# Exercise description
Output a single figure: the number of lines in which the word "Senior" appears.

# Records shown

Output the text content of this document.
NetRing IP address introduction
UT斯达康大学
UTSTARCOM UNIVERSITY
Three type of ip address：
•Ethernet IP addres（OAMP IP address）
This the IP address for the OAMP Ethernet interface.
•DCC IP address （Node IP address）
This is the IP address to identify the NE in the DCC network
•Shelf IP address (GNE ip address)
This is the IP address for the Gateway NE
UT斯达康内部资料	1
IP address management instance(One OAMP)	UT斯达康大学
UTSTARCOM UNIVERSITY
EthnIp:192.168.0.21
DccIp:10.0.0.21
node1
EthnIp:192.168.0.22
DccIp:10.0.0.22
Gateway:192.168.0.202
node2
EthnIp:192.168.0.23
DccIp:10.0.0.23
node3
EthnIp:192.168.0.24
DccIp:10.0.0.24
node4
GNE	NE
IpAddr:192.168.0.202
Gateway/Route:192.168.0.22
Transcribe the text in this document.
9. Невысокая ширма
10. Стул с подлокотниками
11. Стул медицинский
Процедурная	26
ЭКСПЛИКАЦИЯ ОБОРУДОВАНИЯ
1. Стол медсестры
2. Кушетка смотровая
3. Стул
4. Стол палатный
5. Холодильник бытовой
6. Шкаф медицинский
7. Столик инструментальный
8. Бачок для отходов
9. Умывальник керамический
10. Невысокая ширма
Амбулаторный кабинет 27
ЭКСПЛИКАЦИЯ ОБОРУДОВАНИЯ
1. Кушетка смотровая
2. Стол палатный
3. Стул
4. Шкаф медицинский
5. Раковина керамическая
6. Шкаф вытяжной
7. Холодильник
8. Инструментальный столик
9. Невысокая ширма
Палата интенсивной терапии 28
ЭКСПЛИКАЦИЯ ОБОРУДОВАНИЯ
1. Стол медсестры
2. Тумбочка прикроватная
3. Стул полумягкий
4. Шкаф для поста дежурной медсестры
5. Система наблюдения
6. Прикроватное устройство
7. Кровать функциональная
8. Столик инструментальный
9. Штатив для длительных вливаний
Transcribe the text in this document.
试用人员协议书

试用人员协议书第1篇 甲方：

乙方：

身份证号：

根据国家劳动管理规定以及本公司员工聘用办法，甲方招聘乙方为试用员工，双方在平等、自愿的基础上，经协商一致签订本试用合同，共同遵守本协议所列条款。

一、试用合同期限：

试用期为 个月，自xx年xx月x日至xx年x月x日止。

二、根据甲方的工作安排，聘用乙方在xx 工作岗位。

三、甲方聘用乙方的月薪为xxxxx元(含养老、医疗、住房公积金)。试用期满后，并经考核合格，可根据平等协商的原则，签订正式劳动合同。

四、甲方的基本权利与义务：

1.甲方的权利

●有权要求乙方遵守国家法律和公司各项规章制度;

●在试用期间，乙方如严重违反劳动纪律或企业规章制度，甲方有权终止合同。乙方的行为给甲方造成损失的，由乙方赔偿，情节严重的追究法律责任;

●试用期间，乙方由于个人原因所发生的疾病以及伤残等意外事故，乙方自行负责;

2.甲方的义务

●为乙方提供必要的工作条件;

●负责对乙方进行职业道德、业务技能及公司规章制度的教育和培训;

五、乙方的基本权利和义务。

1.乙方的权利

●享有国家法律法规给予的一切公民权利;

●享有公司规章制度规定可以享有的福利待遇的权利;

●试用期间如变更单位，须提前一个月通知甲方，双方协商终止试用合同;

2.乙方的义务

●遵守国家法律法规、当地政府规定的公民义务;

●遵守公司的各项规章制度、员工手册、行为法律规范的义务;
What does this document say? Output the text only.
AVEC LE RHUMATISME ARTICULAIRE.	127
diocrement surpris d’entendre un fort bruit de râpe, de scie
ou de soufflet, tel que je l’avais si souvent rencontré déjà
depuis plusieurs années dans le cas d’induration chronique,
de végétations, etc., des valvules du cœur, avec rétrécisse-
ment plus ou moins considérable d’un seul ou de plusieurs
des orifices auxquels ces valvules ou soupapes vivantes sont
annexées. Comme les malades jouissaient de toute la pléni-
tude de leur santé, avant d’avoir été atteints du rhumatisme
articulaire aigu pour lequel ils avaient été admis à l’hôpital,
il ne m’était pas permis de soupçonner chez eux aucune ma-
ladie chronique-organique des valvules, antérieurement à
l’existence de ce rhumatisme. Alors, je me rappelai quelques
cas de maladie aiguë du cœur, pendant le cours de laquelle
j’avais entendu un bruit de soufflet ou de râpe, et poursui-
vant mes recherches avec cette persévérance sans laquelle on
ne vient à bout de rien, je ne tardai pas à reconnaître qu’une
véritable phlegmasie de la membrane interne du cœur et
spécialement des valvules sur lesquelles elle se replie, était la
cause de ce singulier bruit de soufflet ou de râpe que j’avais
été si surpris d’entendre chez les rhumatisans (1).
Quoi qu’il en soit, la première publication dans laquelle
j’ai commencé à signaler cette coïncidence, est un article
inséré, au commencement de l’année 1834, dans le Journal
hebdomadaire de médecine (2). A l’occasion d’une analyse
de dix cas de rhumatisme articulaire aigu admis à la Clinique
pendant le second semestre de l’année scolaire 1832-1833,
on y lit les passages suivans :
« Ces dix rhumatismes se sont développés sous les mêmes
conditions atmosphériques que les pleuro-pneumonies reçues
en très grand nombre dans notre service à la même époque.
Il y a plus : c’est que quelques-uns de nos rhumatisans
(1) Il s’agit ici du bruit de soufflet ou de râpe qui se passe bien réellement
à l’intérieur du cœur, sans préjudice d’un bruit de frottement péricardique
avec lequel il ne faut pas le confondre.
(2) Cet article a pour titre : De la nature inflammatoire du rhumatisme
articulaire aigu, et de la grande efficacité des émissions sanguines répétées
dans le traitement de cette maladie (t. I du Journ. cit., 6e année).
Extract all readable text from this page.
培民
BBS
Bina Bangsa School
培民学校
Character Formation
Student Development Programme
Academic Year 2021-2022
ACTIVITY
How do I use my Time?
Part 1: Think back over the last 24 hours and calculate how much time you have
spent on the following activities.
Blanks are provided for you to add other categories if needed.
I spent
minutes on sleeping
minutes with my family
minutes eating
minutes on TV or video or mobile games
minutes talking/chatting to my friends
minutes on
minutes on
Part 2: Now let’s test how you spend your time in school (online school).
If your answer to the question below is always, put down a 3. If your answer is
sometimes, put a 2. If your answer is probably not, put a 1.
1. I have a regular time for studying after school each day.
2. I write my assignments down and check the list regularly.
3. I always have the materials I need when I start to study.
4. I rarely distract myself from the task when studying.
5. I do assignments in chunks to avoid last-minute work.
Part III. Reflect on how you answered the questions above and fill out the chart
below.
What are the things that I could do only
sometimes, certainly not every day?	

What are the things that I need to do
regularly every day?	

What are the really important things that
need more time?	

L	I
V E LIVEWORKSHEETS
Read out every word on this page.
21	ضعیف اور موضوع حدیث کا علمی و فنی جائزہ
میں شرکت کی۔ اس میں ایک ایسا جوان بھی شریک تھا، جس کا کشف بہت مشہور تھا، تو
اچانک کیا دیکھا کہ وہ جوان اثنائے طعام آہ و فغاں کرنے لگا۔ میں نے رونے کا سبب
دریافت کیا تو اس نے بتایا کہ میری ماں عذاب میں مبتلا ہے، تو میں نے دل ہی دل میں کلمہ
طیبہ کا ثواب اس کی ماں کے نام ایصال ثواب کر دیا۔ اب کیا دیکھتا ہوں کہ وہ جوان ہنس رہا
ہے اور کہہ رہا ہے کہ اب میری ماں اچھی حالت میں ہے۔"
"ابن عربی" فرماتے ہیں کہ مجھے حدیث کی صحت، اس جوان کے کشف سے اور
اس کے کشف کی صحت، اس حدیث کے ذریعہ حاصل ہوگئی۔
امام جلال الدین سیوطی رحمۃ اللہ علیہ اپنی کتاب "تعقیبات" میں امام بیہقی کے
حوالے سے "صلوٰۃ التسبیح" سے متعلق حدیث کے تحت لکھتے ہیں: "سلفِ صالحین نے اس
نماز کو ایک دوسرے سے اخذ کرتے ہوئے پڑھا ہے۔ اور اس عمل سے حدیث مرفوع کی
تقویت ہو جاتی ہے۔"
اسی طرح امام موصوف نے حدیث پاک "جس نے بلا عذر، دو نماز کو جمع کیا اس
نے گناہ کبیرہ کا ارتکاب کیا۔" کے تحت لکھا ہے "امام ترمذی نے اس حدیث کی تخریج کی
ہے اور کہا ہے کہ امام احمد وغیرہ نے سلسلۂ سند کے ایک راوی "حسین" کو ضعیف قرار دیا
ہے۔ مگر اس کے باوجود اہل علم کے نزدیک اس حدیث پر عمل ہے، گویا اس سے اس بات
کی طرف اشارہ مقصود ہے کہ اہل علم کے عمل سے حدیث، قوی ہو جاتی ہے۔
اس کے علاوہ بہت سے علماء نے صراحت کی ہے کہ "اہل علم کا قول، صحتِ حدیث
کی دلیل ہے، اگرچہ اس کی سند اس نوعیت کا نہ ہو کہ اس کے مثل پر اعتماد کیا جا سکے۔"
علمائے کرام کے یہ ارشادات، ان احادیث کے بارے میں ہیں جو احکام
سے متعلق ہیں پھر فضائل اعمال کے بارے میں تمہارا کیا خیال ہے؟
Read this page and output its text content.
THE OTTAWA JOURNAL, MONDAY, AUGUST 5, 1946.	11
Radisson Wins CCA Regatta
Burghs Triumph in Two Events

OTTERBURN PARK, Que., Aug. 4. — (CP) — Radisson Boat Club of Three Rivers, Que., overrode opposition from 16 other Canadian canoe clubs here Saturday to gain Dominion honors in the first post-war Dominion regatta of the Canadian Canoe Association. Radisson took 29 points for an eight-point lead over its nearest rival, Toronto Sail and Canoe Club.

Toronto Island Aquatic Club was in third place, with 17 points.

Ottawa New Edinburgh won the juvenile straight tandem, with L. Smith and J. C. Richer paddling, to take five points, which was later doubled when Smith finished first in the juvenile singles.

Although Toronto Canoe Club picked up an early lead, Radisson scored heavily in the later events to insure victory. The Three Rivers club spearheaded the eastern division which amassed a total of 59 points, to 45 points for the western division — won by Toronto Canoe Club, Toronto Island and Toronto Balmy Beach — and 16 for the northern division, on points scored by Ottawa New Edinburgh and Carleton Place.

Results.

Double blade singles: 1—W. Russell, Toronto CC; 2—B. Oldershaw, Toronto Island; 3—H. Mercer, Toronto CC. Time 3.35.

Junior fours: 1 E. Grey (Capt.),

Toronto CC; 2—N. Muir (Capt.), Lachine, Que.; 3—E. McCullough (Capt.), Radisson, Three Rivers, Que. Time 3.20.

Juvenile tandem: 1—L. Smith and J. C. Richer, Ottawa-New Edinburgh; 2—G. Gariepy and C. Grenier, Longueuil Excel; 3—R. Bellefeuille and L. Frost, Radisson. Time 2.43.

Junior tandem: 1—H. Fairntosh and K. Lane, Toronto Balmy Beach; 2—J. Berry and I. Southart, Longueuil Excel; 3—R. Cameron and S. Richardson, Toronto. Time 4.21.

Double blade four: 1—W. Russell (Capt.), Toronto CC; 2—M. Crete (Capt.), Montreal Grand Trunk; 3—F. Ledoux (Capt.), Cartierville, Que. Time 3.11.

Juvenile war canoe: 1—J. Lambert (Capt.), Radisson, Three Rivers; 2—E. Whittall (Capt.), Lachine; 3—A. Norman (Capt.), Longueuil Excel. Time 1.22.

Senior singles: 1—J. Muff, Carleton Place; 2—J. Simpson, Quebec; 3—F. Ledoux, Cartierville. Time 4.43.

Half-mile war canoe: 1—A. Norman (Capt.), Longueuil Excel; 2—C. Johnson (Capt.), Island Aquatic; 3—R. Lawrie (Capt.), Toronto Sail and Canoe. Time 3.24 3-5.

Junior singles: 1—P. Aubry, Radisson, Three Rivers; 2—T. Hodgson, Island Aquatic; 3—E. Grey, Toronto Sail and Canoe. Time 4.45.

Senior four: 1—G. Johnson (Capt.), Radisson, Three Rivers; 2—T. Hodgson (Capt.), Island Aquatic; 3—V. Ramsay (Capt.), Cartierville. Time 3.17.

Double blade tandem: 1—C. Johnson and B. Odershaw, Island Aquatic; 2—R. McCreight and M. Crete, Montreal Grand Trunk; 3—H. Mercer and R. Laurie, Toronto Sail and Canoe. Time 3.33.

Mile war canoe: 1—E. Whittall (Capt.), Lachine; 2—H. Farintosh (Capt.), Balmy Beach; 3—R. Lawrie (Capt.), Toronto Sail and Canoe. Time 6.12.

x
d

# Result
2